[Dataset rows]
****************************************
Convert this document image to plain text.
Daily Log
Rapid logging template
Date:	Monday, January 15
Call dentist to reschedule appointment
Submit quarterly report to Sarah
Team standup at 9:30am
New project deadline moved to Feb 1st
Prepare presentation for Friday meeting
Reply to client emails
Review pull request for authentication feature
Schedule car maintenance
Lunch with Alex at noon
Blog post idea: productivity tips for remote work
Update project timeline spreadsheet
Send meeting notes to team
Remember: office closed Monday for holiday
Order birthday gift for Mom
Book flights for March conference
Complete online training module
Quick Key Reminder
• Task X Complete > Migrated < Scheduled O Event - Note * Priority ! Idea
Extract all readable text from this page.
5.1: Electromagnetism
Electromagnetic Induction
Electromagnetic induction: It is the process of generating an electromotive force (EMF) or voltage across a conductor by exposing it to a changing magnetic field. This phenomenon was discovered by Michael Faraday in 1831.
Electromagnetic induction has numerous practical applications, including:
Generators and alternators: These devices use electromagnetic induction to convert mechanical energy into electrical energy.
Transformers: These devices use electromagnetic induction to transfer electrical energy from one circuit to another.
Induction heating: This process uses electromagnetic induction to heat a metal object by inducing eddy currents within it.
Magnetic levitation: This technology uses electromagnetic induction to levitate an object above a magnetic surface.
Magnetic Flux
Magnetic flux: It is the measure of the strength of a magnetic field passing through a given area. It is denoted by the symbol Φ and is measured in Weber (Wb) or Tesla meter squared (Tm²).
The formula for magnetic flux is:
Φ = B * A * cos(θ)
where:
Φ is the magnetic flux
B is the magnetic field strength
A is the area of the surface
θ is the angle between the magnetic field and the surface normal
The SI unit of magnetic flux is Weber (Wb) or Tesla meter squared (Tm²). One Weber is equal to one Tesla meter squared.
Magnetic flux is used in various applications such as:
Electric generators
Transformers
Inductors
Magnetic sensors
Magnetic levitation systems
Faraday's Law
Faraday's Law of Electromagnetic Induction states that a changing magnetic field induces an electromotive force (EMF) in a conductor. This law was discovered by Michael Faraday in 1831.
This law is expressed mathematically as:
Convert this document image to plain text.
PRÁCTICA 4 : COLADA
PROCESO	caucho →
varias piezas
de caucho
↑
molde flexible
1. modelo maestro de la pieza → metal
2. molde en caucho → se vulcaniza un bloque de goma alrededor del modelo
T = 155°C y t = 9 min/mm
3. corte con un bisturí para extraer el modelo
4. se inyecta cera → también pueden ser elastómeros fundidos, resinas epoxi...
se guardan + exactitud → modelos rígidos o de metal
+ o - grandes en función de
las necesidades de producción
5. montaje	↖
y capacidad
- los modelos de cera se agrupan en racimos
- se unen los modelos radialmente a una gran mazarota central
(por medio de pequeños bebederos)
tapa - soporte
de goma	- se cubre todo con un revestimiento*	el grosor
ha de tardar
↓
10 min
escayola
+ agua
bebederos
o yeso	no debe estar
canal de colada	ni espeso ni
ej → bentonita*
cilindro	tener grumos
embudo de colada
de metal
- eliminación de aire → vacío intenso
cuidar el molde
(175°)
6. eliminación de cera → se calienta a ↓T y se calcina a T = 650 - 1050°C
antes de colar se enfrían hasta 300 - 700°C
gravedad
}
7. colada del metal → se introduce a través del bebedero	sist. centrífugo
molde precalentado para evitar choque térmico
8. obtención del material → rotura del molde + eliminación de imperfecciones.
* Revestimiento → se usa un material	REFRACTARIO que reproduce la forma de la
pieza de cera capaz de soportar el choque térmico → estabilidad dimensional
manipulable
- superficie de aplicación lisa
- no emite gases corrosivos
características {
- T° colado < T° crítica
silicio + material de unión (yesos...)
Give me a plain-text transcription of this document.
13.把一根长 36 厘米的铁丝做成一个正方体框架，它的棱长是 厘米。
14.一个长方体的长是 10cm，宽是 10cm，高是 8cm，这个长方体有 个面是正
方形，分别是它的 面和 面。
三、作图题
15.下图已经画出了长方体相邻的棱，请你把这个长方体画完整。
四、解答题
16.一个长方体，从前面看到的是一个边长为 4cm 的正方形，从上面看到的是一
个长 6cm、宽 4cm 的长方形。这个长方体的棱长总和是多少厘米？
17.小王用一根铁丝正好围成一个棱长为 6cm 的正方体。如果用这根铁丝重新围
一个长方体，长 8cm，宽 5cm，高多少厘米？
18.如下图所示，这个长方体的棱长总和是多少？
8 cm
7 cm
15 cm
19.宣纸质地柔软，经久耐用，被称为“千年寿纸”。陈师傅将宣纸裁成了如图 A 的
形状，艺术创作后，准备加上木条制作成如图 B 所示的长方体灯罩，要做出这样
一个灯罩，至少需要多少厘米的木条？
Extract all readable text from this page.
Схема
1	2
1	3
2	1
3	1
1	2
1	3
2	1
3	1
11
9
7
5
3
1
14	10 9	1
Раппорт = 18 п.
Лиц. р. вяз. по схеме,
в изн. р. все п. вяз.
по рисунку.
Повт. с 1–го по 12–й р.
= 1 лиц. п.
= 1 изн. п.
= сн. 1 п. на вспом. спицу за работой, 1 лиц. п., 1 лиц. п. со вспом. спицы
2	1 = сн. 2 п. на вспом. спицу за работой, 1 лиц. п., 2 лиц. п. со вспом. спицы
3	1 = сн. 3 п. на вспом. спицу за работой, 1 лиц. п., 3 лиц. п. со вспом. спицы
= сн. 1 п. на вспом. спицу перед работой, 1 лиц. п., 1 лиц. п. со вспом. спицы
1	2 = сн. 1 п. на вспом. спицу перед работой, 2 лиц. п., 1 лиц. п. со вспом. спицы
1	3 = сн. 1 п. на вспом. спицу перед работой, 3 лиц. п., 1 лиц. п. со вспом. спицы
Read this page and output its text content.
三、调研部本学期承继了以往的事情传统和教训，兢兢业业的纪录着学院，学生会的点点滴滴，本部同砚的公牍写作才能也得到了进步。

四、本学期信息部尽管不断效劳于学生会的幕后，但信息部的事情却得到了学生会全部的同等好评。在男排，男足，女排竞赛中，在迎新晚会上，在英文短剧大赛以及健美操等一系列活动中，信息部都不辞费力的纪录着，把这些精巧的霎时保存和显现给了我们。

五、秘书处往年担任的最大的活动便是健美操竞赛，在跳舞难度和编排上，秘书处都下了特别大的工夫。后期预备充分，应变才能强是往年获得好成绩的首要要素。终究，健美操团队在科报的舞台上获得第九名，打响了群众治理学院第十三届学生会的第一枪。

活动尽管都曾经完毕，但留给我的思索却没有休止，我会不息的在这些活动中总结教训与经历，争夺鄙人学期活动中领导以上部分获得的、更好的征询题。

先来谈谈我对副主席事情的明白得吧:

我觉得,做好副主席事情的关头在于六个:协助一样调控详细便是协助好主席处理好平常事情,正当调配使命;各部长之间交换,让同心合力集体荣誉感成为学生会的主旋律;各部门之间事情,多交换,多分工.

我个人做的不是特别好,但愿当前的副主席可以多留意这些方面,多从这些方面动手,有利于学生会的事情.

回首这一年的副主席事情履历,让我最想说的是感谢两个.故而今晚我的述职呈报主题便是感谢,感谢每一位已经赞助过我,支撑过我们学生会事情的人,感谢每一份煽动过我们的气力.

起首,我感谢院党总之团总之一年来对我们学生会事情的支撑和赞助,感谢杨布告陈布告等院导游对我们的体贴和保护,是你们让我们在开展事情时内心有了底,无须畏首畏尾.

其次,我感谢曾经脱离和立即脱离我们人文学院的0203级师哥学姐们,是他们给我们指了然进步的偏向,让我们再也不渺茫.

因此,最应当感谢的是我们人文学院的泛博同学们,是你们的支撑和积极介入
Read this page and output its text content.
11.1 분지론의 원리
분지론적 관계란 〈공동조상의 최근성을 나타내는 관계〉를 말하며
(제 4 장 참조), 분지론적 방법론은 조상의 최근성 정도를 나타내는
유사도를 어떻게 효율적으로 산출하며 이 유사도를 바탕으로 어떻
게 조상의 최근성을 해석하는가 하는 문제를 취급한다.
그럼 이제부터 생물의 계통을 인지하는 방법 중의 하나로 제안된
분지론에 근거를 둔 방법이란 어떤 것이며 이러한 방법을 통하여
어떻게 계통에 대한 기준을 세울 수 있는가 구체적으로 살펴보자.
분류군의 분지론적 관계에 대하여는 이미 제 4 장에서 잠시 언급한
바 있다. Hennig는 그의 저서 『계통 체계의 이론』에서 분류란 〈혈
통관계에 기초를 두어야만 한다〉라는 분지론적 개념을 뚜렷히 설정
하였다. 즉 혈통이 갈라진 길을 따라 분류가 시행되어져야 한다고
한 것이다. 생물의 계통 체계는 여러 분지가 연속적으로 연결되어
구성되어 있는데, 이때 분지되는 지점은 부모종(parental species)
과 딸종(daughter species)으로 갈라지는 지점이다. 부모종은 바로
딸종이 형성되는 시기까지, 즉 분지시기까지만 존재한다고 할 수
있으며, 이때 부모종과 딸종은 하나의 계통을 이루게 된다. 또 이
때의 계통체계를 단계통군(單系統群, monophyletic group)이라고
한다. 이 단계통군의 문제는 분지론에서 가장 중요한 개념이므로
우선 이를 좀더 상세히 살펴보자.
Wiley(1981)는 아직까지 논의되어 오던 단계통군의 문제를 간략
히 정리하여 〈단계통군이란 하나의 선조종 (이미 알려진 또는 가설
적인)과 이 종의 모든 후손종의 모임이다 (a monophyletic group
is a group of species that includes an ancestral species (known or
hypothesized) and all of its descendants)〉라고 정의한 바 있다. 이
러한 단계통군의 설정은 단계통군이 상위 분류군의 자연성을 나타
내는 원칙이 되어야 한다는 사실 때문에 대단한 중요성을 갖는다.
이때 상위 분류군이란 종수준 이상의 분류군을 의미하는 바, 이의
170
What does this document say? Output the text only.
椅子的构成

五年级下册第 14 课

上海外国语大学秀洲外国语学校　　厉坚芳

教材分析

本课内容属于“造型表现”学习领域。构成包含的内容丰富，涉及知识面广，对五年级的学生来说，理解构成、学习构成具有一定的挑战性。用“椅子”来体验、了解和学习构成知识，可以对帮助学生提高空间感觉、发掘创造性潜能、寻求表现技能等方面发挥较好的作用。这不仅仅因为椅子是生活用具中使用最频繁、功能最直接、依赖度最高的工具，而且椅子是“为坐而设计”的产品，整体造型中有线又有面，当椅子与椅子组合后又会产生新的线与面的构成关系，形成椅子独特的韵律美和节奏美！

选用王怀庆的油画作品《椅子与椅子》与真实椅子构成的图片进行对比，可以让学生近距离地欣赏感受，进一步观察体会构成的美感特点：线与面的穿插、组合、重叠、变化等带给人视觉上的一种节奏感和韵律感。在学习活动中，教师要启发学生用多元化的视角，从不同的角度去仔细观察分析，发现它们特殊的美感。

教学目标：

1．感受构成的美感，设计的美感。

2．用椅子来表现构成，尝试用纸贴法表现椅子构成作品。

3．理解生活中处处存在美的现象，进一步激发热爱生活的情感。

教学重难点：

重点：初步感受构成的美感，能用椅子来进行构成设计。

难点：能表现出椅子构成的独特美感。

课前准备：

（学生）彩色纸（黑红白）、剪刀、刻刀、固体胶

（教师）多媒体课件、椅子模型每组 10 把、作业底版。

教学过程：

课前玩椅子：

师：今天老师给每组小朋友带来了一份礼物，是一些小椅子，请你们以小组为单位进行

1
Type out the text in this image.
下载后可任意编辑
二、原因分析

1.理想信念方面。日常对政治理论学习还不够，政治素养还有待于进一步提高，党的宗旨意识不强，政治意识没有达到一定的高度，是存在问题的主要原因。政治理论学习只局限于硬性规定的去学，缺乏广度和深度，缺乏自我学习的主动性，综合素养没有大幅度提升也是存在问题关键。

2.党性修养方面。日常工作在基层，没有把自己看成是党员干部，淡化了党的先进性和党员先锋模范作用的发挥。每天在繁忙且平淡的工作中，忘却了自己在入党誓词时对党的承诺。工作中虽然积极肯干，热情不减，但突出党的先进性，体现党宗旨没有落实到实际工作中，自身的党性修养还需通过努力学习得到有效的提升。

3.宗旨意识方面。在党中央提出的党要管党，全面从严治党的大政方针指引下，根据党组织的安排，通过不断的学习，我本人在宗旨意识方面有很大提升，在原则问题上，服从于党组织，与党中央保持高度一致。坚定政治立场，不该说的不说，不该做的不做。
****************************************
» Goal:
From the records above, pull out every line containing the word "changing".

» Solution for this exercise:
Electromagnetic induction: It is the process of generating an electromotive force (EMF) or voltage across a conductor by exposing it to a changing magnetic field. This phenomenon was discovered by Michael Faraday in 1831.
Faraday's Law of Electromagnetic Induction states that a changing magnetic field induces an electromotive force (EMF) in a conductor. This law was discovered by Michael Faraday in 1831.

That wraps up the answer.